--- LISTED ENTRIES ---
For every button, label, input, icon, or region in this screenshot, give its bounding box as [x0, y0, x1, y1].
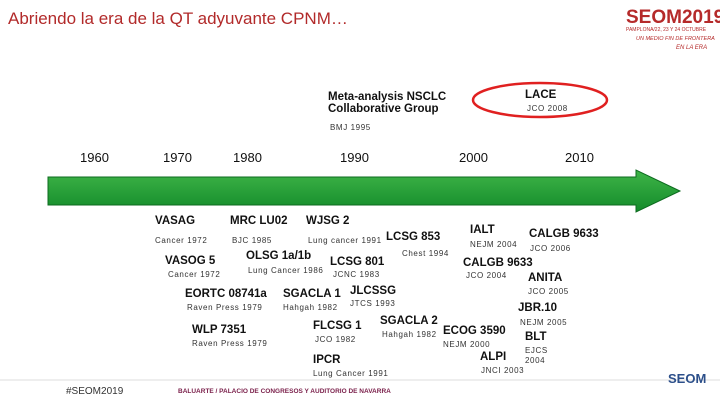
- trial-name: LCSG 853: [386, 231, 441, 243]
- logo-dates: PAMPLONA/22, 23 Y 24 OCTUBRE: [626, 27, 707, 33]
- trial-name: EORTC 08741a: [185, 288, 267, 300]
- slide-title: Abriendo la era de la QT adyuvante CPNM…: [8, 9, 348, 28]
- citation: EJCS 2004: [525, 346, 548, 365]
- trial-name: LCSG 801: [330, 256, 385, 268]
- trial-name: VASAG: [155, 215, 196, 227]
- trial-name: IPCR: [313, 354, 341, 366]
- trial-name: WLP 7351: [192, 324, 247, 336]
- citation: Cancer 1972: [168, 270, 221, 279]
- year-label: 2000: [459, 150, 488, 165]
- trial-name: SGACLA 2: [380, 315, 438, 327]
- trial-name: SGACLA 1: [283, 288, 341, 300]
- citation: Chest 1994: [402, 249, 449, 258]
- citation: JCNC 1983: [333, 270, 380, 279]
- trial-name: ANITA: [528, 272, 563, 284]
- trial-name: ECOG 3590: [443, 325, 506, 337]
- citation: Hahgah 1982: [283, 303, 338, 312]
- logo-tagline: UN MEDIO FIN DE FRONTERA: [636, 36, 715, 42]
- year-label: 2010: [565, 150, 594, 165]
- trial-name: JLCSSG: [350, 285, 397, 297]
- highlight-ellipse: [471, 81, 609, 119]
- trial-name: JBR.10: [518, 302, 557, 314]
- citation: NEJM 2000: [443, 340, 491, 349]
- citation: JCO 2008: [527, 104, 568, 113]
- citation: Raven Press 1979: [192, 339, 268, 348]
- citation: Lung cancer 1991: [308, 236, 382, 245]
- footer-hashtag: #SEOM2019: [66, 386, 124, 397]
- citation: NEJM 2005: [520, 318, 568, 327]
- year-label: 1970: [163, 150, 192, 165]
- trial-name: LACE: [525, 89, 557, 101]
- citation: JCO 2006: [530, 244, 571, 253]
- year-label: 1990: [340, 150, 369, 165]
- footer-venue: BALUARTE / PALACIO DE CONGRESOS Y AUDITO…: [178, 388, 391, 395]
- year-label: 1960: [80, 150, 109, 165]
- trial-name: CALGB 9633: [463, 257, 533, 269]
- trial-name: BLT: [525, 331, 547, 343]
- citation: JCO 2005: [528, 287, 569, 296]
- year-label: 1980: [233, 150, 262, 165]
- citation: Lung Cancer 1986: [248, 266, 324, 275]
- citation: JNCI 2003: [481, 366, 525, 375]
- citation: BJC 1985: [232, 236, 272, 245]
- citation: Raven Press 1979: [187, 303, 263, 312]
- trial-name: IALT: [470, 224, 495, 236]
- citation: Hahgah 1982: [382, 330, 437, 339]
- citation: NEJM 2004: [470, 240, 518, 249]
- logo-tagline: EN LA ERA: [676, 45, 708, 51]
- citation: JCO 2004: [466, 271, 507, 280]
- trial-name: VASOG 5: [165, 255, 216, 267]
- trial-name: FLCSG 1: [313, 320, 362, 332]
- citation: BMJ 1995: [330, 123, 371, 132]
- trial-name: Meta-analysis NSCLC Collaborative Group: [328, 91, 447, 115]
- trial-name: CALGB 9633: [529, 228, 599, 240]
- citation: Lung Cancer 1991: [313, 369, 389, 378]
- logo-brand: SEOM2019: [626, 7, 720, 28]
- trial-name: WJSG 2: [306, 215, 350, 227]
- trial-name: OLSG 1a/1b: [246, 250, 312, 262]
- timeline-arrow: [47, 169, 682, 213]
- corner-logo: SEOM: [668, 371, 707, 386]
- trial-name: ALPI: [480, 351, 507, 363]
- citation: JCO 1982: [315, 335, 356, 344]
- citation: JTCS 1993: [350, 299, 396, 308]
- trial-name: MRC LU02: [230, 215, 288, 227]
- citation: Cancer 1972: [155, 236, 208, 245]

--- TASK TO CARRY OUT ---
Can you retype, character for character, the items from the line with "- trial-name: LCSG 853: [386, 231, 441, 243]" to the line with "- citation: Raven Press 1979: [187, 303, 263, 312]", including both of those lines?

--- THE COMPLETED TASK ---
- trial-name: LCSG 853: [386, 231, 441, 243]
- logo-dates: PAMPLONA/22, 23 Y 24 OCTUBRE: [626, 27, 707, 33]
- trial-name: EORTC 08741a: [185, 288, 267, 300]
- slide-title: Abriendo la era de la QT adyuvante CPNM…: [8, 9, 348, 28]
- citation: EJCS 2004: [525, 346, 548, 365]
- trial-name: LCSG 801: [330, 256, 385, 268]
- trial-name: VASAG: [155, 215, 196, 227]
- trial-name: IPCR: [313, 354, 341, 366]
- trial-name: WLP 7351: [192, 324, 247, 336]
- citation: Cancer 1972: [168, 270, 221, 279]
- year-label: 2000: [459, 150, 488, 165]
- trial-name: SGACLA 2: [380, 315, 438, 327]
- trial-name: SGACLA 1: [283, 288, 341, 300]
- citation: Chest 1994: [402, 249, 449, 258]
- citation: JCNC 1983: [333, 270, 380, 279]
- trial-name: ANITA: [528, 272, 563, 284]
- trial-name: ECOG 3590: [443, 325, 506, 337]
- citation: Hahgah 1982: [283, 303, 338, 312]
- logo-tagline: UN MEDIO FIN DE FRONTERA: [636, 36, 715, 42]
- year-label: 2010: [565, 150, 594, 165]
- trial-name: JLCSSG: [350, 285, 397, 297]
- highlight-ellipse: [471, 81, 609, 119]
- trial-name: JBR.10: [518, 302, 557, 314]
- citation: NEJM 2000: [443, 340, 491, 349]
- citation: JCO 2008: [527, 104, 568, 113]
- citation: Raven Press 1979: [192, 339, 268, 348]
- citation: Lung cancer 1991: [308, 236, 382, 245]
- footer-hashtag: #SEOM2019: [66, 386, 124, 397]
- citation: NEJM 2005: [520, 318, 568, 327]
- year-label: 1970: [163, 150, 192, 165]
- trial-name: LACE: [525, 89, 557, 101]
- citation: JCO 2006: [530, 244, 571, 253]
- year-label: 1990: [340, 150, 369, 165]
- footer-venue: BALUARTE / PALACIO DE CONGRESOS Y AUDITO…: [178, 388, 391, 395]
- year-label: 1960: [80, 150, 109, 165]
- trial-name: CALGB 9633: [463, 257, 533, 269]
- trial-name: BLT: [525, 331, 547, 343]
- citation: JCO 2005: [528, 287, 569, 296]
- year-label: 1980: [233, 150, 262, 165]
- citation: Lung Cancer 1986: [248, 266, 324, 275]
- citation: JNCI 2003: [481, 366, 525, 375]
- citation: BJC 1985: [232, 236, 272, 245]
- citation: Raven Press 1979: [187, 303, 263, 312]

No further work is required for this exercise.